*Short problem:*
Among the entries below, find the lines with "this" and copy them.

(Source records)

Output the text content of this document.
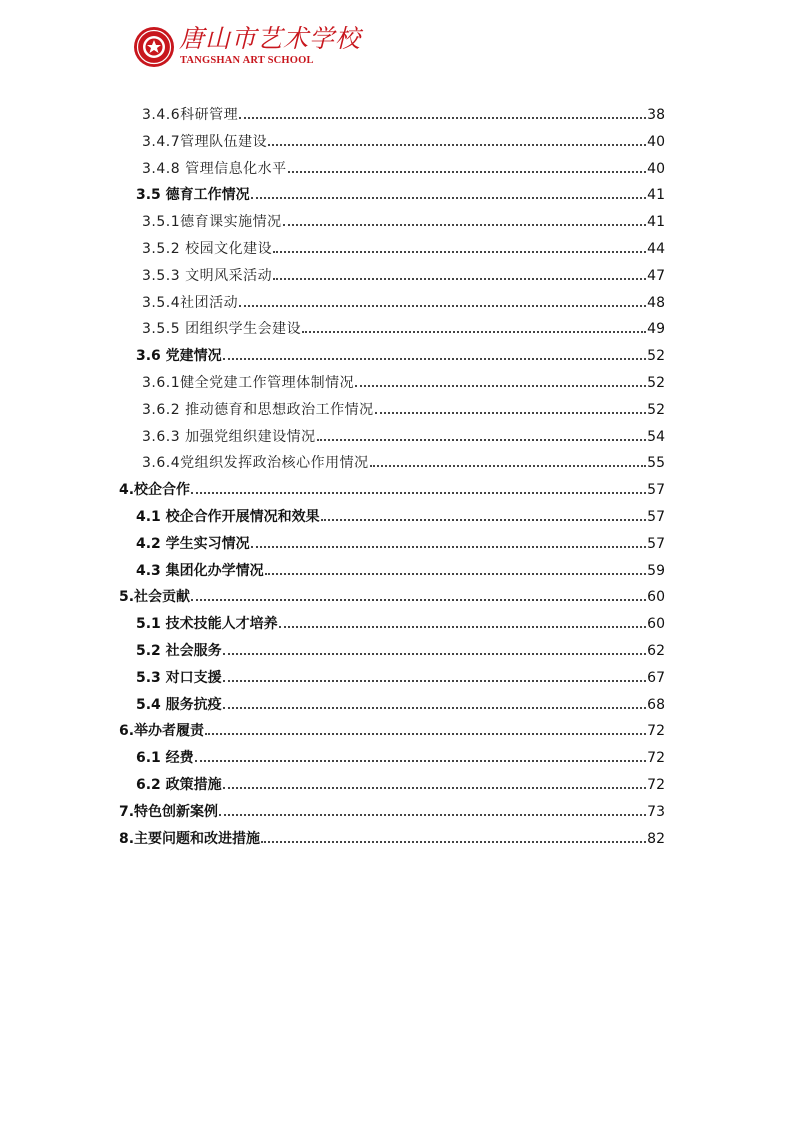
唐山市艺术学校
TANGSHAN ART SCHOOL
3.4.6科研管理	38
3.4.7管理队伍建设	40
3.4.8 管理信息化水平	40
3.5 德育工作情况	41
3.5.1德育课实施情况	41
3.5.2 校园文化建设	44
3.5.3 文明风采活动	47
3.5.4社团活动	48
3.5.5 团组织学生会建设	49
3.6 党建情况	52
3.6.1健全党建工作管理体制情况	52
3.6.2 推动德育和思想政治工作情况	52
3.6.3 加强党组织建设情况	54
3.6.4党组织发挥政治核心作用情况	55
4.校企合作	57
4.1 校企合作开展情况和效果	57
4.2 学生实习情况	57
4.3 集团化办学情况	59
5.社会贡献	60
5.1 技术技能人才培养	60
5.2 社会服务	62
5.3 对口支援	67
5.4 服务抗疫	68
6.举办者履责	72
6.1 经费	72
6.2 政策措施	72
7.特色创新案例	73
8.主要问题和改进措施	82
==
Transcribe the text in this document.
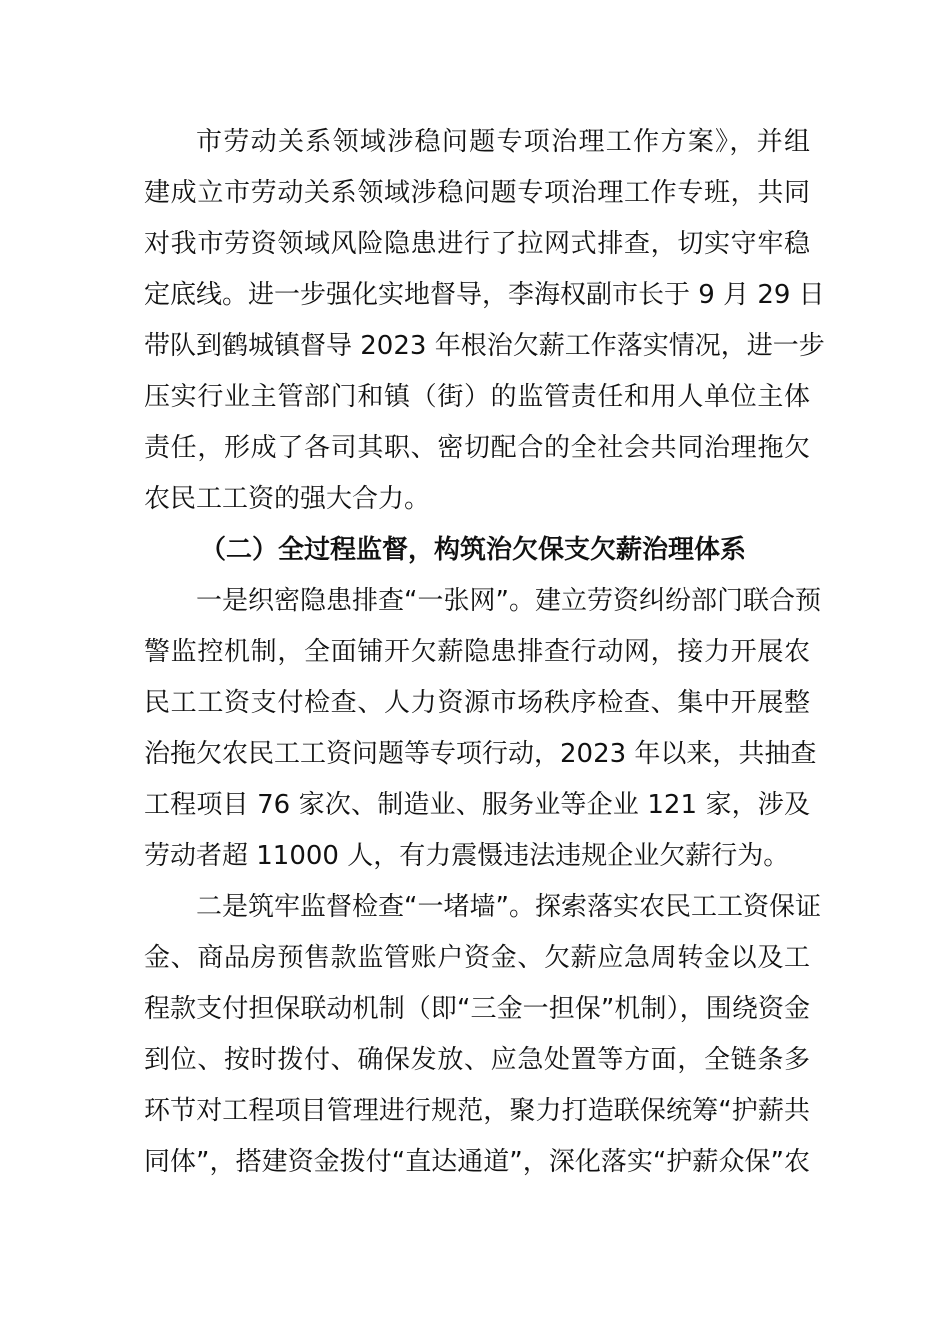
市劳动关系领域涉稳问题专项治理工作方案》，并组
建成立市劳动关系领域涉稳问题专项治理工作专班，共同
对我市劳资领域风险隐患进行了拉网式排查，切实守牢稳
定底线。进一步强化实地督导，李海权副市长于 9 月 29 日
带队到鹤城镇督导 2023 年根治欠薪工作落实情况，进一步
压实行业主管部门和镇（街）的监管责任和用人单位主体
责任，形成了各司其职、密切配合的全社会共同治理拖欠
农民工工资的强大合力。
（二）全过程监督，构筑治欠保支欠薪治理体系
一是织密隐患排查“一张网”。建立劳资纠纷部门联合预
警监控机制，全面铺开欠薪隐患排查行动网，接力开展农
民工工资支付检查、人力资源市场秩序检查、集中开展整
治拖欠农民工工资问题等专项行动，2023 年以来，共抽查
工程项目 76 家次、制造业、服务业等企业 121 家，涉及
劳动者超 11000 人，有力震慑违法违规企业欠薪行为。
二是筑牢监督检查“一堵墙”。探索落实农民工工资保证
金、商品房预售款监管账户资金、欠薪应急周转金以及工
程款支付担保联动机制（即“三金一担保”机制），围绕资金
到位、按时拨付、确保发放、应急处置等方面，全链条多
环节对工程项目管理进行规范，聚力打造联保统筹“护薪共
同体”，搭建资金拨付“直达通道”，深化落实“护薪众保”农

*Complete output:*
Output the text content of this document.
Transcribe the text in this document.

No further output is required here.